**** Страница
Итак, в ответ на два этих выпавших на мою долю происшествия, я так же, как на действия двухлетней давности против меня того чиновника, проявил терпение и выдержку. Иншааллах, буду продолжать в том же духе. И я думаю так: Если все эти притеснения, давления и тяготы, идущие на мою голову со стороны мирских людей, имеют место из-за моего ущербного и полного недостатков нафса, то я им это прощаю. Может быть, благодаря этому мой нафс исправится, и это станет для него искуплением грехов. В гостинице этого мира я видел много радости, если увижу немного и страданий, то всё равно буду благодарить Творца. Если же мирские люди притесняют меня за моё служение вере и Корану, то защищаться от этого – дело не моё. Препоручаю их Великому Всемогущему Всевышнему (Азиз-и Джаббару). Если же они желают отвратить от меня всеобщие симпатии, чтобы разрушить мою безосновательную ложную славу, являющуюся причиной неискренности, то за это им спасибо. Потому что, как я считаю, для такого человека, как я, удостоиться общественных симпатий и обрести в народе славу очень вредно. Те, кто общается со мной, знают, что я не желаю уважения к себе. Даже одного своего важного и ценного друга я, наверное, пятьдесят раз порицал за его чрезмерное почтение в мой адрес. Если же их желание меня опорочить, уронить в глазах общественного мнения и уничтожить касаются истин веры и Корана, переводчиком которых я являюсь, то это бесполезно. Потому что звезды Корана за завесой не спрячешь. Закрывший глаза лишь сам не видит, видеть другим он не помешает.
Четвертый пункт.
Ответ на несколько рождающих сомнения вопросов.
Первый. Мирские люди мне говорят: “На какие деньги ты живёшь? Чем ты зарабатываешь? В наших краях нам не нужны те, которые лениво сидят и живут за счёт труда других!..”
Ответ. Я живу за счёт бережливости и благодати. Кроме своего Всевышнего Кормильца (Раззака) я никому ничего не должен, и я решил, что ни перед кем в долгу не останусь. Да, человек, который в день тратит один-два гроша, никому не задолжает. Объяснять этот вопрос я совершенно не желаю. Говорить об этом с мыслями, напоминающими о гордыне и высокомерии, мне очень неприятно. Но, поскольку эти мирские люди спрашивают меня в таком подозрительном виде, то я скажу: С самого детства я сделал правилом своей жизни не брать у людей ничего (даже закят) и не получать жалования (лишь по принуждению друзей я был вынужден принять жалование, когда один-два года работал в Управлении Шейх-уль-Ислама, но и эти деньги я, в духовном смысле, вернул народу), и ради мирских нужд не становиться никому обязанным. Мои земляки и знающие меня люди в других местах знают об этом. За эти пять лет, проведённые мною в ссылке, многие друзья прикладывали большие усилия, вынуждая меня принять их подарки, но я не принимал.
********
**** Фрагмент данных
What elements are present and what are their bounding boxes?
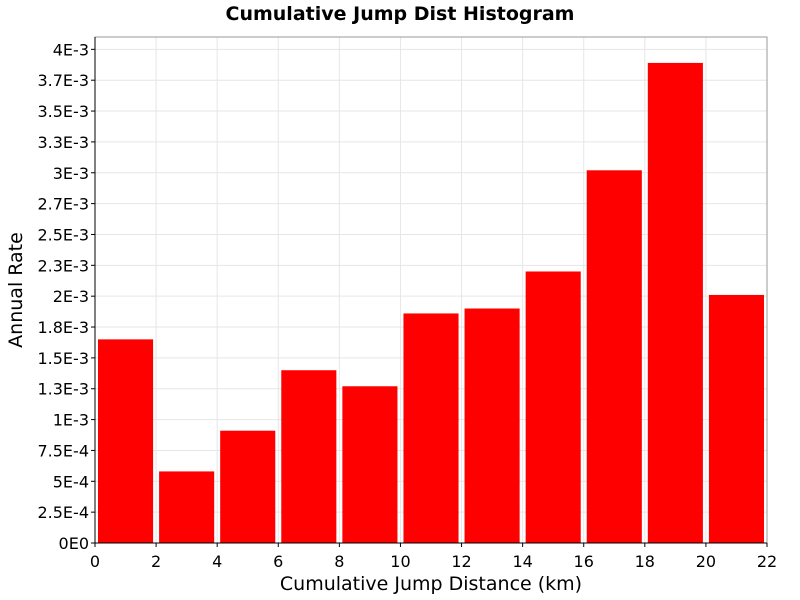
********
Задание = Проверьте по странице, верно ли каждое утверждение: (a) с детства он брал у людей закят; (b) работая в Управлении Шейх-уль-Ислама, он принял жалование; (c) за пять лет ссылки он принимал подарки от друзей. На каждое ответьте «да» или «нет» и дословно приведите решающие слова страницы. Опирайтесь только на то, что написано на странице.

Ответ =
(a) Нет: «не брать у людей ничего (даже закят)».
(b) Да: «лишь по принуждению друзей я был вынужден принять жалование, когда один-два года работал в Управлении Шейх-уль-Ислама».
(c) Нет: «многие друзья прикладывали большие усилия, вынуждая меня принять их подарки, но я не принимал».